» **Given task**
Copy, from the entries below, each line in which the string "color" appears.

(Records from a collection)
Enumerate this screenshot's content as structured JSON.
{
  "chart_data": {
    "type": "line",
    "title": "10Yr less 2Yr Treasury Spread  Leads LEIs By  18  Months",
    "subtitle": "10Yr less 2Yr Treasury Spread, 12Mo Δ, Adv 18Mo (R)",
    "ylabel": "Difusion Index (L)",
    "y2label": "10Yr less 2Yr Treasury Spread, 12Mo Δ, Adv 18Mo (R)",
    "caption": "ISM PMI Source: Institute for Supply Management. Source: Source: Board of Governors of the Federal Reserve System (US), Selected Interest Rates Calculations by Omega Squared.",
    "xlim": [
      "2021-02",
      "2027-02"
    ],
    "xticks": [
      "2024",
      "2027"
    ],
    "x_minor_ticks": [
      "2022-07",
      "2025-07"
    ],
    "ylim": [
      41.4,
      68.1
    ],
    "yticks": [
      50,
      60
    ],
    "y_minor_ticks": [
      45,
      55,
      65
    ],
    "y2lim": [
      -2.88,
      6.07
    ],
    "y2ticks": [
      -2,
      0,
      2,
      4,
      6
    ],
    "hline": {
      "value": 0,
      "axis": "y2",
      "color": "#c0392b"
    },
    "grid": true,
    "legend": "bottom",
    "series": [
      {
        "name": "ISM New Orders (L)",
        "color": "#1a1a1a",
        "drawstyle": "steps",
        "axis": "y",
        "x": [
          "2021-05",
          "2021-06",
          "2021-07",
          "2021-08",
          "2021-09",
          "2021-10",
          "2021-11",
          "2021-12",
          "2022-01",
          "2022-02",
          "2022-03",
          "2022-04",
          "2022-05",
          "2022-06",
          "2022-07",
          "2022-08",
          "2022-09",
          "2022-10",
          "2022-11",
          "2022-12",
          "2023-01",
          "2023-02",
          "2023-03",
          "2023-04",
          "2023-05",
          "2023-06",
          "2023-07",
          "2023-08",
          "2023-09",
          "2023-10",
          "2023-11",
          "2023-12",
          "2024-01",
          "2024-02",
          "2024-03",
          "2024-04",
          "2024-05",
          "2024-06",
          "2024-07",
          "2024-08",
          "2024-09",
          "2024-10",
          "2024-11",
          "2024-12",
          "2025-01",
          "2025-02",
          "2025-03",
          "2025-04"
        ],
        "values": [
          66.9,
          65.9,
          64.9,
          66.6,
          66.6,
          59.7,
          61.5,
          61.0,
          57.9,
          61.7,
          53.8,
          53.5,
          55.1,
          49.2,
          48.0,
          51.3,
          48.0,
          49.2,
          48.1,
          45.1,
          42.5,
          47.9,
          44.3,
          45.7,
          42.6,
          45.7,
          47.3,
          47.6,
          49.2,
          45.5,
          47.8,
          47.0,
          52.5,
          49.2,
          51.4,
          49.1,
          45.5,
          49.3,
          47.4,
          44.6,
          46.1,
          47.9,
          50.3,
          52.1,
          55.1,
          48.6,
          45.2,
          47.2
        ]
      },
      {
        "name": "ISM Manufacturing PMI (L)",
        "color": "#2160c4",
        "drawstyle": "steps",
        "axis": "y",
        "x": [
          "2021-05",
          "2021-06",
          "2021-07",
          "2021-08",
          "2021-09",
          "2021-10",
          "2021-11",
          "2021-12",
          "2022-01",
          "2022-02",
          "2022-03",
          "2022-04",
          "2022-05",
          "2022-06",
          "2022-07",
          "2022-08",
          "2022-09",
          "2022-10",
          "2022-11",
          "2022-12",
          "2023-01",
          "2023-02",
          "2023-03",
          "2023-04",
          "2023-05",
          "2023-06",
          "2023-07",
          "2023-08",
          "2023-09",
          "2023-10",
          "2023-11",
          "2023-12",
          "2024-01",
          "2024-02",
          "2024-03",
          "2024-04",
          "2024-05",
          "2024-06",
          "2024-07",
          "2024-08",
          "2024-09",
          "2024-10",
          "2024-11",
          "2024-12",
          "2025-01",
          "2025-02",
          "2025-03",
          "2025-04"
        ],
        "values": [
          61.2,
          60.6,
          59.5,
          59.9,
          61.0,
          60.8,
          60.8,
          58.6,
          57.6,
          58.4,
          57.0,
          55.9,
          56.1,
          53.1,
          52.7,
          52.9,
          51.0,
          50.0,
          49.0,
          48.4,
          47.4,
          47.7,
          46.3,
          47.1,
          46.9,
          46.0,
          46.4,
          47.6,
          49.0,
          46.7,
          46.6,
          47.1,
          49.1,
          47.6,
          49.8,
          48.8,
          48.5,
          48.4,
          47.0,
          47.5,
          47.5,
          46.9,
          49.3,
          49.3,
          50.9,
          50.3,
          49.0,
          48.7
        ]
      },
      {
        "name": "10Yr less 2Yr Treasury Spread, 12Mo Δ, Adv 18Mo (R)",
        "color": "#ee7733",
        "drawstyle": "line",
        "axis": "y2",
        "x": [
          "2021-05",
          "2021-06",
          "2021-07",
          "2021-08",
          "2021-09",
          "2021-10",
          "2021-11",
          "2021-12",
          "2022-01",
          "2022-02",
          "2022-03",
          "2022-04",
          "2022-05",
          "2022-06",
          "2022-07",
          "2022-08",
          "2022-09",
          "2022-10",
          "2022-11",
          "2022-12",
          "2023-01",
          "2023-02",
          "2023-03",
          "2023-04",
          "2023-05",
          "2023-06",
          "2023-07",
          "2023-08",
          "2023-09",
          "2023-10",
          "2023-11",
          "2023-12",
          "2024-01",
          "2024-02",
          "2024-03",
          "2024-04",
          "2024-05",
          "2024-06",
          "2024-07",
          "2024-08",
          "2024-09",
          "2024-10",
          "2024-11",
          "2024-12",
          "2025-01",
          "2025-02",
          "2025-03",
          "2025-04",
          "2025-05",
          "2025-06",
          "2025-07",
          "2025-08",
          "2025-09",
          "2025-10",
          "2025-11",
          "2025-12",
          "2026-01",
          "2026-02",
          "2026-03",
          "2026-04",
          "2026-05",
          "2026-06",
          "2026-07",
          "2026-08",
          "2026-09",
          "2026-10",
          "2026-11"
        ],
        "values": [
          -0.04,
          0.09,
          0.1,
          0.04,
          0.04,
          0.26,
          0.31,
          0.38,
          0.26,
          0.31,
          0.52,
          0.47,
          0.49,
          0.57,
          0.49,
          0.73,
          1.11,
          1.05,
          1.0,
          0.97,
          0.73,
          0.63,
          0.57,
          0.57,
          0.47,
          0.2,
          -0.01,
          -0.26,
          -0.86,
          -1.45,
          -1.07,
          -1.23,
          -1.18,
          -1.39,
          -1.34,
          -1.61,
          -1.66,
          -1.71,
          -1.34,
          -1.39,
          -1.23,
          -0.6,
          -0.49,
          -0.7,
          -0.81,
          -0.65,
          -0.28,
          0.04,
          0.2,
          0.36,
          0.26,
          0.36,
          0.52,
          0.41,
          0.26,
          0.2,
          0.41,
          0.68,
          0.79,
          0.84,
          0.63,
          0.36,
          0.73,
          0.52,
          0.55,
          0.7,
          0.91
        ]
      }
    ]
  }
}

» **Final result**
      "color": "#c0392b"
        "color": "#1a1a1a",
        "color": "#2160c4",
        "color": "#ee7733",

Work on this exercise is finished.